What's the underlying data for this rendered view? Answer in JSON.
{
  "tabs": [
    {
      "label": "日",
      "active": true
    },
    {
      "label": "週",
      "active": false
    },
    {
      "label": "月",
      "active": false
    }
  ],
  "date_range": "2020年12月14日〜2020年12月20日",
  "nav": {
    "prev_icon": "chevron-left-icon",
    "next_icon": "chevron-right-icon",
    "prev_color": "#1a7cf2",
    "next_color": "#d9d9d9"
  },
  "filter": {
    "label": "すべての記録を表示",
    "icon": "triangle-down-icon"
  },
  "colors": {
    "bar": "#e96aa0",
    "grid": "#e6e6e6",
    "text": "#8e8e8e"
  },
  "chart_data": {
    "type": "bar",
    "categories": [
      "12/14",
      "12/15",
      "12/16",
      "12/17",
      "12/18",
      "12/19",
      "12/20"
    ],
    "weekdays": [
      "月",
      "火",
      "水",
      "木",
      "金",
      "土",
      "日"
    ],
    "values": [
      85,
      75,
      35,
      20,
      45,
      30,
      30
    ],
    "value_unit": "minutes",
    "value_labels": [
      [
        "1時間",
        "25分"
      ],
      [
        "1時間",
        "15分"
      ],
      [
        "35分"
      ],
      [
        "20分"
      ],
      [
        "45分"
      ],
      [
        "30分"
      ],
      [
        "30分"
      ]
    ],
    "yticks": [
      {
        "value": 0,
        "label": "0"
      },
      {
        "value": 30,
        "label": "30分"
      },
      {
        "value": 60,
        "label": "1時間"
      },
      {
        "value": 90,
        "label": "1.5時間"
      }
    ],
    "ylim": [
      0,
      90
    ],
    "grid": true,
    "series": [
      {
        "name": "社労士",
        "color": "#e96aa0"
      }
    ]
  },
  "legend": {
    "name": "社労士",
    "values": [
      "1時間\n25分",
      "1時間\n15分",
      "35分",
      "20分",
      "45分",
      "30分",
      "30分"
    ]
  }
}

————————

- **BRIEF**
Make an exact copy of every entry.

- **RESPONSE TO THIS EXERCISE**
What's the underlying data for this rendered view? Answer in JSON.
{
  "tabs": [
    {
      "label": "日",
      "active": true
    },
    {
      "label": "週",
      "active": false
    },
    {
      "label": "月",
      "active": false
    }
  ],
  "date_range": "2020年12月14日〜2020年12月20日",
  "nav": {
    "prev_icon": "chevron-left-icon",
    "next_icon": "chevron-right-icon",
    "prev_color": "#1a7cf2",
    "next_color": "#d9d9d9"
  },
  "filter": {
    "label": "すべての記録を表示",
    "icon": "triangle-down-icon"
  },
  "colors": {
    "bar": "#e96aa0",
    "grid": "#e6e6e6",
    "text": "#8e8e8e"
  },
  "chart_data": {
    "type": "bar",
    "categories": [
      "12/14",
      "12/15",
      "12/16",
      "12/17",
      "12/18",
      "12/19",
      "12/20"
    ],
    "weekdays": [
      "月",
      "火",
      "水",
      "木",
      "金",
      "土",
      "日"
    ],
    "values": [
      85,
      75,
      35,
      20,
      45,
      30,
      30
    ],
    "value_unit": "minutes",
    "value_labels": [
      [
        "1時間",
        "25分"
      ],
      [
        "1時間",
        "15分"
      ],
      [
        "35分"
      ],
      [
        "20分"
      ],
      [
        "45分"
      ],
      [
        "30分"
      ],
      [
        "30分"
      ]
    ],
    "yticks": [
      {
        "value": 0,
        "label": "0"
      },
      {
        "value": 30,
        "label": "30分"
      },
      {
        "value": 60,
        "label": "1時間"
      },
      {
        "value": 90,
        "label": "1.5時間"
      }
    ],
    "ylim": [
      0,
      90
    ],
    "grid": true,
    "series": [
      {
        "name": "社労士",
        "color": "#e96aa0"
      }
    ]
  },
  "legend": {
    "name": "社労士",
    "values": [
      "1時間\n25分",
      "1時間\n15分",
      "35分",
      "20分",
      "45分",
      "30分",
      "30分"
    ]
  }
}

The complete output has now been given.